Return the entries below in their exact form, leaving the pictures out.

__________

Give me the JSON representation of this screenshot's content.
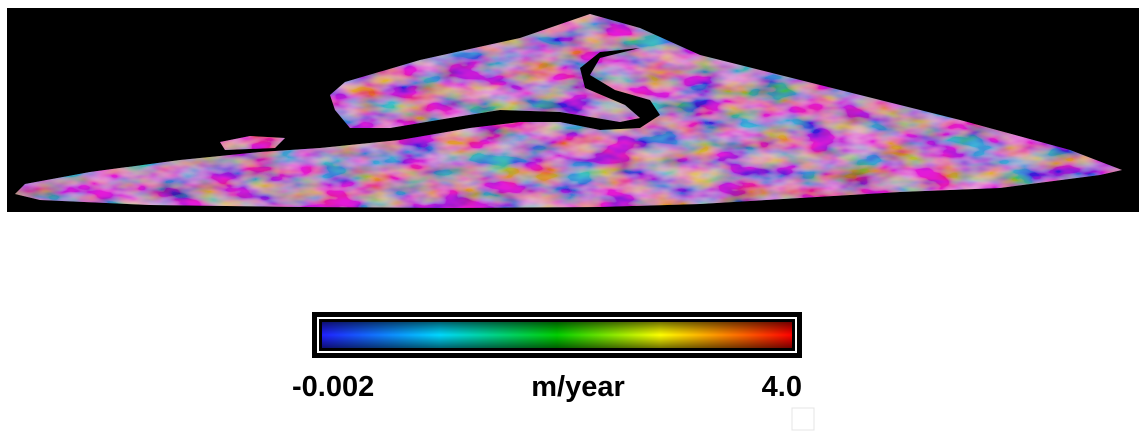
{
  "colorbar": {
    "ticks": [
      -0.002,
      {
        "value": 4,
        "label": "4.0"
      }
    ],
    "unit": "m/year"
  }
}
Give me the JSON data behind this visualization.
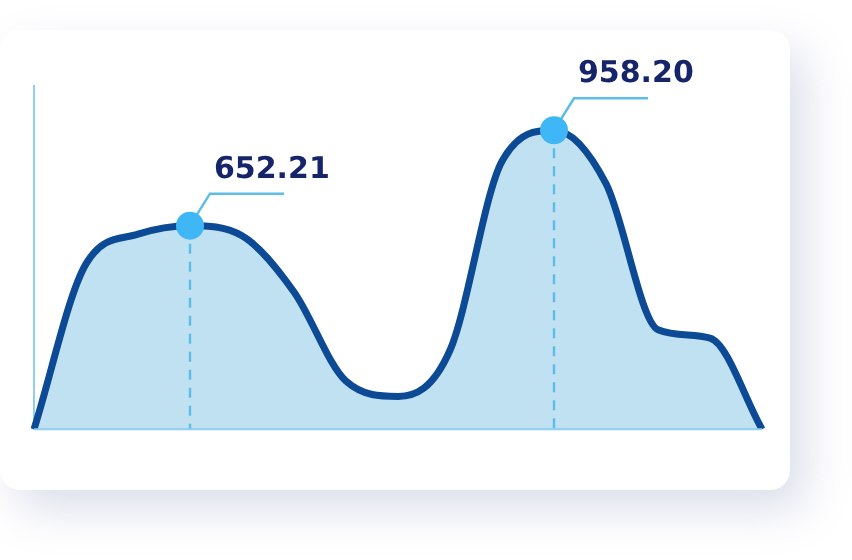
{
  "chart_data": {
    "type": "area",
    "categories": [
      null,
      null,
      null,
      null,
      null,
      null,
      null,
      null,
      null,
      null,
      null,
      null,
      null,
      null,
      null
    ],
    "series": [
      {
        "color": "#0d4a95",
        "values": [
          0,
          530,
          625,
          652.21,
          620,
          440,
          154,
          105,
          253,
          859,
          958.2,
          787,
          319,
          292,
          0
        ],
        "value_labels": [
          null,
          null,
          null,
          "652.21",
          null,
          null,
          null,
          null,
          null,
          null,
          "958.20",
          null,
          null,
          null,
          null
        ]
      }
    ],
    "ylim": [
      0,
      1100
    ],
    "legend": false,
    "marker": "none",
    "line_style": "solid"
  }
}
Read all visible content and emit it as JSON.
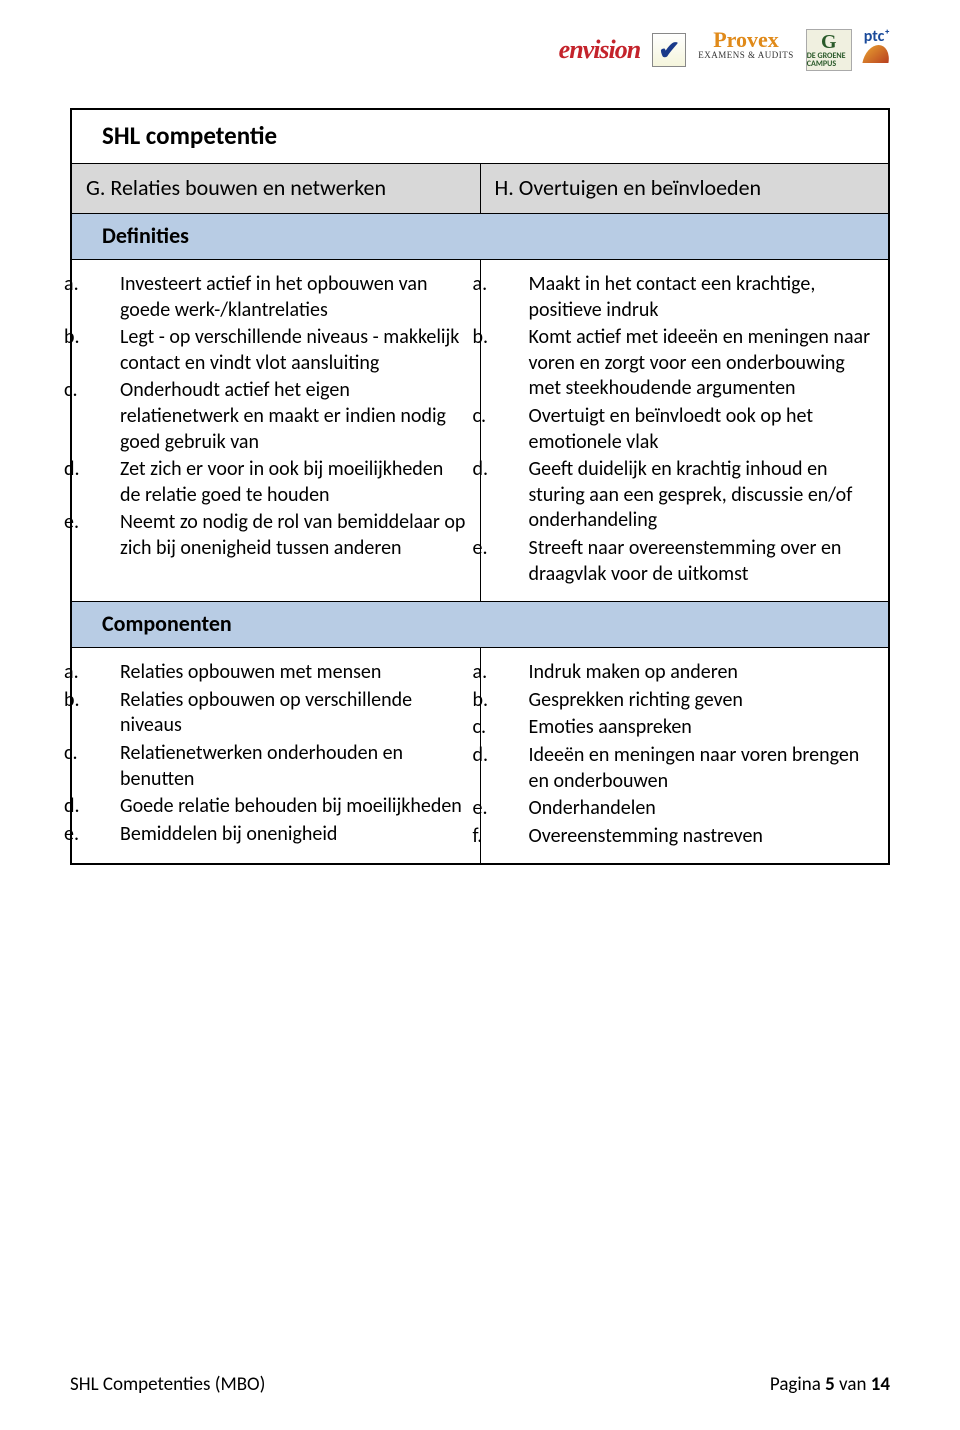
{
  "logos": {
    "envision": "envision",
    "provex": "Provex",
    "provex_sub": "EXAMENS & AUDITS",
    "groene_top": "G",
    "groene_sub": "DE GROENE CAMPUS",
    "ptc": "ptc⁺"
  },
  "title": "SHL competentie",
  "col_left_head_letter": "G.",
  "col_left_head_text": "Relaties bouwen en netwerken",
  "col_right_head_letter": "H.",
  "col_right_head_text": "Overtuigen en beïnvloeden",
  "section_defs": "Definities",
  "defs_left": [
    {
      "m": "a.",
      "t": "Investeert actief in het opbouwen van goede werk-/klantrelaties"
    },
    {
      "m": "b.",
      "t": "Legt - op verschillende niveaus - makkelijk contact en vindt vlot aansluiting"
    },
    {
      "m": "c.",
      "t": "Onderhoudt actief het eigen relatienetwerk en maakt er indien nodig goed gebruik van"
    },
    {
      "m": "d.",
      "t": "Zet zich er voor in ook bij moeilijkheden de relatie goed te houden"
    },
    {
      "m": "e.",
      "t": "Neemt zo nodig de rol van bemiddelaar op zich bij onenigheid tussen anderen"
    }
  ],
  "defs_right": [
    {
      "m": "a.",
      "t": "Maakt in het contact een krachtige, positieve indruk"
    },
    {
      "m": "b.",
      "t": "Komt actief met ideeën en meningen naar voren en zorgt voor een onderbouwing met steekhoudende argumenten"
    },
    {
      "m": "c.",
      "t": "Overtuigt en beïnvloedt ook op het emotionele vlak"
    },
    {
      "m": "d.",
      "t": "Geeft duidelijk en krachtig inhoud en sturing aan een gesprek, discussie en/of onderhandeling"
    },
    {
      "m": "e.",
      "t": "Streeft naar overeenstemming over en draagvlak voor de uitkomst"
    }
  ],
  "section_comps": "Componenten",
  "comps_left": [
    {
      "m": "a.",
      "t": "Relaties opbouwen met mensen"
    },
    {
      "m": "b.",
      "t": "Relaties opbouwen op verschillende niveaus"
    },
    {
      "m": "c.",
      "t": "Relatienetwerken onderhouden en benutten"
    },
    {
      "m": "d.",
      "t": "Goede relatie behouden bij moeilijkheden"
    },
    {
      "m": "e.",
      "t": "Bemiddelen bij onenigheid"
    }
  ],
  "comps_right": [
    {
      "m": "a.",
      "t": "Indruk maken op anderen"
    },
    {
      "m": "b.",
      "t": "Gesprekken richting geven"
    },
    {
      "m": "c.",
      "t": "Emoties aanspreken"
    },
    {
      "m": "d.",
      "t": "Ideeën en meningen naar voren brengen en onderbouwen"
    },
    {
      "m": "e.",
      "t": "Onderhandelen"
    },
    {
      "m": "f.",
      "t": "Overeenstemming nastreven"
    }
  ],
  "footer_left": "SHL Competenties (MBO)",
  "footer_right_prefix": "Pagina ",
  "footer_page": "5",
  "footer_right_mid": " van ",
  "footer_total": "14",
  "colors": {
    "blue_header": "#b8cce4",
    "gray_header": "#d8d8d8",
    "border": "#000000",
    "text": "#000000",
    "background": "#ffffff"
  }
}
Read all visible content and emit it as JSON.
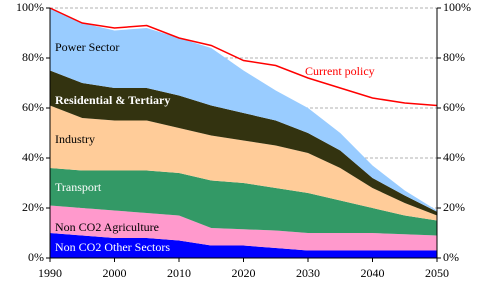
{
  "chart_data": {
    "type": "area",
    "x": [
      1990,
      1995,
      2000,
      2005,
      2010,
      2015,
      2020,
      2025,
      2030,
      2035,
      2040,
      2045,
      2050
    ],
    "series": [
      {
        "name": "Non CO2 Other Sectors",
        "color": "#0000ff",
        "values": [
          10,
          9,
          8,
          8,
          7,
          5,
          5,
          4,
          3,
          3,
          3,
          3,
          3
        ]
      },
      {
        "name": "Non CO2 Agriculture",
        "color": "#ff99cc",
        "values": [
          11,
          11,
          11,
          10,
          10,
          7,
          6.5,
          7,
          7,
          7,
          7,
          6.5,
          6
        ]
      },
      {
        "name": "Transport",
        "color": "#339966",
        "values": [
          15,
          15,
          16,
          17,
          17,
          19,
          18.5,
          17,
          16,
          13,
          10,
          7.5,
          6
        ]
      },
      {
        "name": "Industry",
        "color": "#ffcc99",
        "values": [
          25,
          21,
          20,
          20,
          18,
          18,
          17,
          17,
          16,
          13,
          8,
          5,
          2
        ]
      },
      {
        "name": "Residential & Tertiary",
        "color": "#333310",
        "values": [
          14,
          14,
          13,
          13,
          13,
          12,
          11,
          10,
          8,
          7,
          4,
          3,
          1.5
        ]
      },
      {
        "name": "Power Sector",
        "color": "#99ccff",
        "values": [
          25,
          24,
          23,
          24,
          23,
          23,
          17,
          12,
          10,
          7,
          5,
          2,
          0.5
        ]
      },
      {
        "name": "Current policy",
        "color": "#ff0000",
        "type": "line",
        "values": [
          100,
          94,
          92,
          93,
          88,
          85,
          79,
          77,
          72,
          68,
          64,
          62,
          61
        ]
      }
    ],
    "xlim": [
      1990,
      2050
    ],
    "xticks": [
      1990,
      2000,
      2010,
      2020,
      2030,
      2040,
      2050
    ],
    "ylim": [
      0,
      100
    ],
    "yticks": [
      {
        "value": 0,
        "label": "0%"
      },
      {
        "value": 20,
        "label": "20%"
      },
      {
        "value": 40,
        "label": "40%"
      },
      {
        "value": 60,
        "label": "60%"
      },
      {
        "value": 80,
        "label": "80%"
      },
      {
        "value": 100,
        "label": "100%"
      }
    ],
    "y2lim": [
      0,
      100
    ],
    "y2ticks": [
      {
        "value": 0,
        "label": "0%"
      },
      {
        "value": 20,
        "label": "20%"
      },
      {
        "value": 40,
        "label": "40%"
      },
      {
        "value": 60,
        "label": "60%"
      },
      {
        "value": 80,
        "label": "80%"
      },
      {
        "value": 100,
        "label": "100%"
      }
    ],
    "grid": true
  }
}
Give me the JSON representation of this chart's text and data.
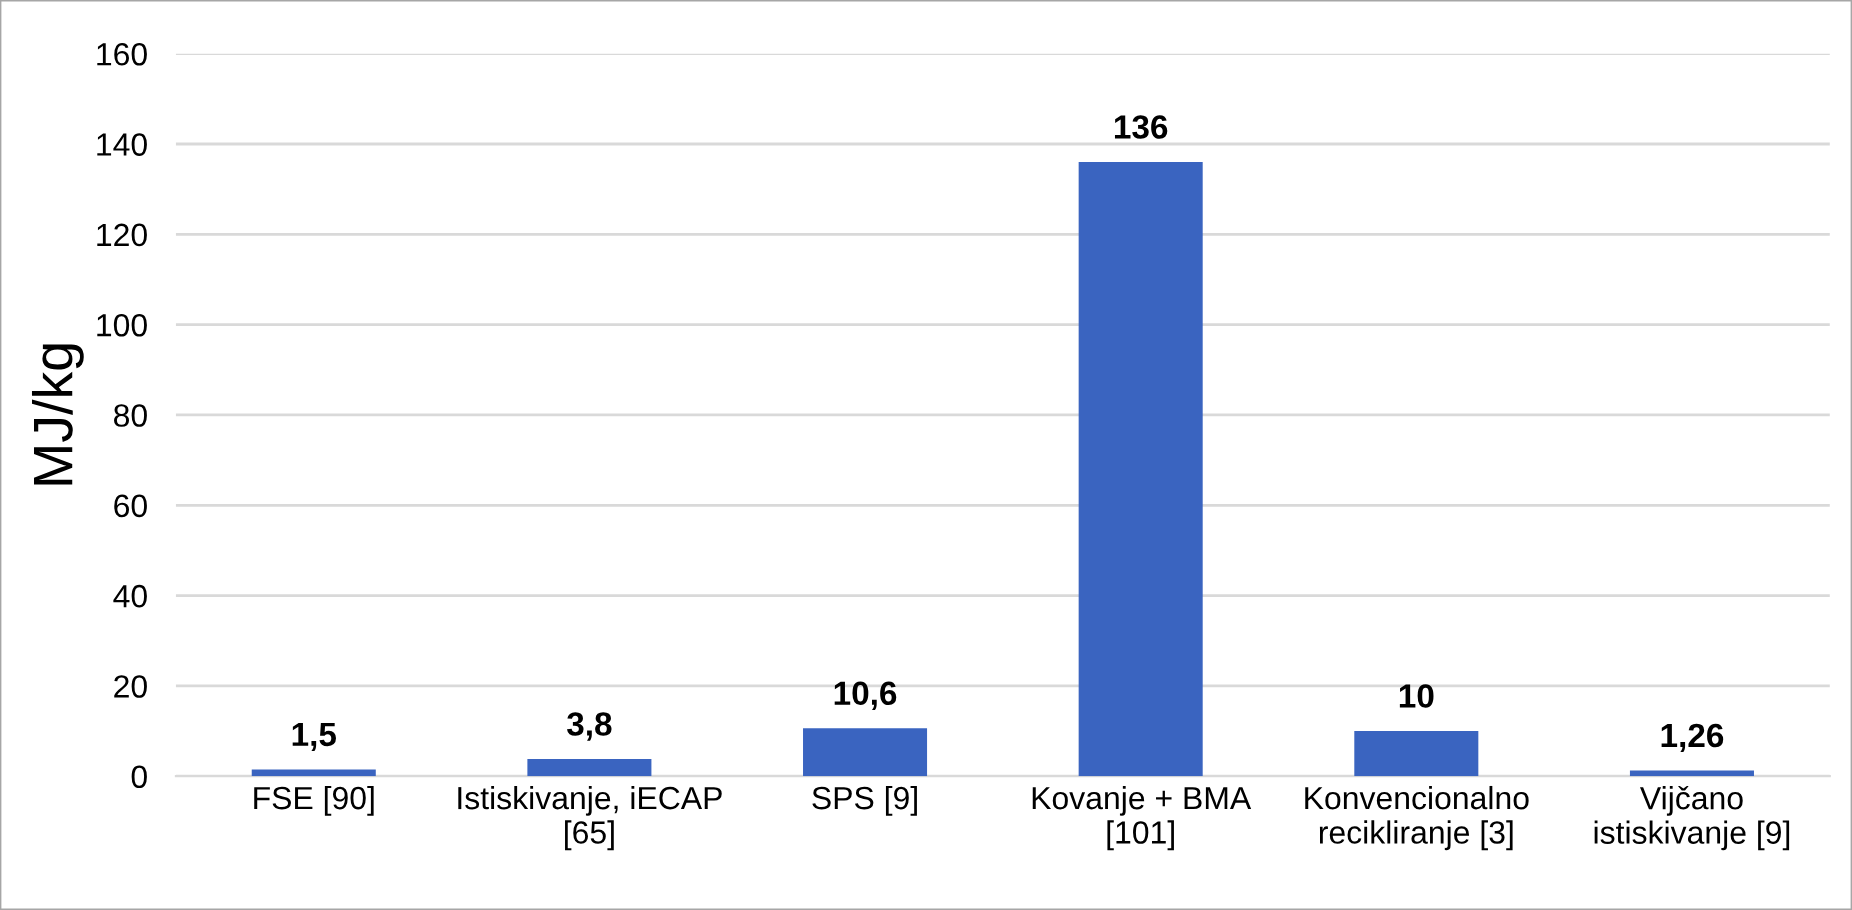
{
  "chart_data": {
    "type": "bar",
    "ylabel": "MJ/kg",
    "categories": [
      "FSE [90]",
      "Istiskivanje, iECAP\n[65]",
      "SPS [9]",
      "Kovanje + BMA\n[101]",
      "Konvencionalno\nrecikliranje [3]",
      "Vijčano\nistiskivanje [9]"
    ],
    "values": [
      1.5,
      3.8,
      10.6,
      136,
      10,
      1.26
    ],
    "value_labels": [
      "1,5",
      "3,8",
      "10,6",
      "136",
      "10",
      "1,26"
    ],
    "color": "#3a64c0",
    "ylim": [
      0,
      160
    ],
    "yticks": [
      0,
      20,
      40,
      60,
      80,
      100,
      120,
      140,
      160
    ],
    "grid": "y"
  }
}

__________

### Written response
Give me the JSON representation of this screenshot's content.
{
  "colorbar": {
    "ticks": [
      -0.002,
      {
        "value": 4,
        "label": "4.0"
      }
    ],
    "unit": "m/year"
  }
}
Give me the JSON data behind this visualization.
{
  "chart_data": {
    "type": "area",
    "categories": [
      null,
      null,
      null,
      null,
      null,
      null,
      null,
      null,
      null,
      null,
      null,
      null,
      null,
      null,
      null
    ],
    "series": [
      {
        "color": "#0d4a95",
        "values": [
          0,
          530,
          625,
          652.21,
          620,
          440,
          154,
          105,
          253,
          859,
          958.2,
          787,
          319,
          292,
          0
        ],
        "value_labels": [
          null,
          null,
          null,
          "652.21",
          null,
          null,
          null,
          null,
          null,
          null,
          "958.20",
          null,
          null,
          null,
          null
        ]
      }
    ],
    "ylim": [
      0,
      1100
    ],
    "legend": false,
    "marker": "none",
    "line_style": "solid"
  }
}
Read all visible content and emit it as JSON.
{
  "logos": {
    "envision": "envision",
    "provex": "Provex",
    "provex_sub": "EXAMENS & AUDITS",
    "groene_top": "G",
    "groene_sub": "DE GROENE CAMPUS",
    "ptc": "ptc⁺"
  },
  "title": "SHL competentie",
  "col_left_head_letter": "G.",
  "col_left_head_text": "Relaties bouwen en netwerken",
  "col_right_head_letter": "H.",
  "col_right_head_text": "Overtuigen en beïnvloeden",
  "section_defs": "Definities",
  "defs_left": [
    {
      "m": "a.",
      "t": "Investeert actief in het opbouwen van goede werk-/klantrelaties"
    },
    {
      "m": "b.",
      "t": "Legt - op verschillende niveaus - makkelijk contact en vindt vlot aansluiting"
    },
    {
      "m": "c.",
      "t": "Onderhoudt actief het eigen relatienetwerk en maakt er indien nodig goed gebruik van"
    },
    {
      "m": "d.",
      "t": "Zet zich er voor in ook bij moeilijkheden de relatie goed te houden"
    },
    {
      "m": "e.",
      "t": "Neemt zo nodig de rol van bemiddelaar op zich bij onenigheid tussen anderen"
    }
  ],
  "defs_right": [
    {
      "m": "a.",
      "t": "Maakt in het contact een krachtige, positieve indruk"
    },
    {
      "m": "b.",
      "t": "Komt actief met ideeën en meningen naar voren en zorgt voor een onderbouwing met steekhoudende argumenten"
    },
    {
      "m": "c.",
      "t": "Overtuigt en beïnvloedt ook op het emotionele vlak"
    },
    {
      "m": "d.",
      "t": "Geeft duidelijk en krachtig inhoud en sturing aan een gesprek, discussie en/of onderhandeling"
    },
    {
      "m": "e.",
      "t": "Streeft naar overeenstemming over en draagvlak voor de uitkomst"
    }
  ],
  "section_comps": "Componenten",
  "comps_left": [
    {
      "m": "a.",
      "t": "Relaties opbouwen met mensen"
    },
    {
      "m": "b.",
      "t": "Relaties opbouwen op verschillende niveaus"
    },
    {
      "m": "c.",
      "t": "Relatienetwerken onderhouden en benutten"
    },
    {
      "m": "d.",
      "t": "Goede relatie behouden bij moeilijkheden"
    },
    {
      "m": "e.",
      "t": "Bemiddelen bij onenigheid"
    }
  ],
  "comps_right": [
    {
      "m": "a.",
      "t": "Indruk maken op anderen"
    },
    {
      "m": "b.",
      "t": "Gesprekken richting geven"
    },
    {
      "m": "c.",
      "t": "Emoties aanspreken"
    },
    {
      "m": "d.",
      "t": "Ideeën en meningen naar voren brengen en onderbouwen"
    },
    {
      "m": "e.",
      "t": "Onderhandelen"
    },
    {
      "m": "f.",
      "t": "Overeenstemming nastreven"
    }
  ],
  "footer_left": "SHL Competenties (MBO)",
  "footer_right_prefix": "Pagina ",
  "footer_page": "5",
  "footer_right_mid": " van ",
  "footer_total": "14",
  "colors": {
    "blue_header": "#b8cce4",
    "gray_header": "#d8d8d8",
    "border": "#000000",
    "text": "#000000",
    "background": "#ffffff"
  }
}
Read all visible content and emit it as JSON.
{
  "chart_data": {
    "type": "area",
    "x": [
      1990,
      1995,
      2000,
      2005,
      2010,
      2015,
      2020,
      2025,
      2030,
      2035,
      2040,
      2045,
      2050
    ],
    "series": [
      {
        "name": "Non CO2 Other Sectors",
        "color": "#0000ff",
        "values": [
          10,
          9,
          8,
          8,
          7,
          5,
          5,
          4,
          3,
          3,
          3,
          3,
          3
        ]
      },
      {
        "name": "Non CO2 Agriculture",
        "color": "#ff99cc",
        "values": [
          11,
          11,
          11,
          10,
          10,
          7,
          6.5,
          7,
          7,
          7,
          7,
          6.5,
          6
        ]
      },
      {
        "name": "Transport",
        "color": "#339966",
        "values": [
          15,
          15,
          16,
          17,
          17,
          19,
          18.5,
          17,
          16,
          13,
          10,
          7.5,
          6
        ]
      },
      {
        "name": "Industry",
        "color": "#ffcc99",
        "values": [
          25,
          21,
          20,
          20,
          18,
          18,
          17,
          17,
          16,
          13,
          8,
          5,
          2
        ]
      },
      {
        "name": "Residential & Tertiary",
        "color": "#333310",
        "values": [
          14,
          14,
          13,
          13,
          13,
          12,
          11,
          10,
          8,
          7,
          4,
          3,
          1.5
        ]
      },
      {
        "name": "Power Sector",
        "color": "#99ccff",
        "values": [
          25,
          24,
          23,
          24,
          23,
          23,
          17,
          12,
          10,
          7,
          5,
          2,
          0.5
        ]
      },
      {
        "name": "Current policy",
        "color": "#ff0000",
        "type": "line",
        "values": [
          100,
          94,
          92,
          93,
          88,
          85,
          79,
          77,
          72,
          68,
          64,
          62,
          61
        ]
      }
    ],
    "xlim": [
      1990,
      2050
    ],
    "xticks": [
      1990,
      2000,
      2010,
      2020,
      2030,
      2040,
      2050
    ],
    "ylim": [
      0,
      100
    ],
    "yticks": [
      {
        "value": 0,
        "label": "0%"
      },
      {
        "value": 20,
        "label": "20%"
      },
      {
        "value": 40,
        "label": "40%"
      },
      {
        "value": 60,
        "label": "60%"
      },
      {
        "value": 80,
        "label": "80%"
      },
      {
        "value": 100,
        "label": "100%"
      }
    ],
    "y2lim": [
      0,
      100
    ],
    "y2ticks": [
      {
        "value": 0,
        "label": "0%"
      },
      {
        "value": 20,
        "label": "20%"
      },
      {
        "value": 40,
        "label": "40%"
      },
      {
        "value": 60,
        "label": "60%"
      },
      {
        "value": 80,
        "label": "80%"
      },
      {
        "value": 100,
        "label": "100%"
      }
    ],
    "grid": true
  }
}
Give me the JSON representation of this chart's text and data.
{
  "chart_data": {
    "type": "bar",
    "ylabel": "MJ/kg",
    "categories": [
      "FSE [90]",
      "Istiskivanje, iECAP\n[65]",
      "SPS [9]",
      "Kovanje + BMA\n[101]",
      "Konvencionalno\nrecikliranje [3]",
      "Vijčano\nistiskivanje [9]"
    ],
    "values": [
      1.5,
      3.8,
      10.6,
      136,
      10,
      1.26
    ],
    "value_labels": [
      "1,5",
      "3,8",
      "10,6",
      "136",
      "10",
      "1,26"
    ],
    "color": "#3a64c0",
    "ylim": [
      0,
      160
    ],
    "yticks": [
      0,
      20,
      40,
      60,
      80,
      100,
      120,
      140,
      160
    ],
    "grid": "y"
  }
}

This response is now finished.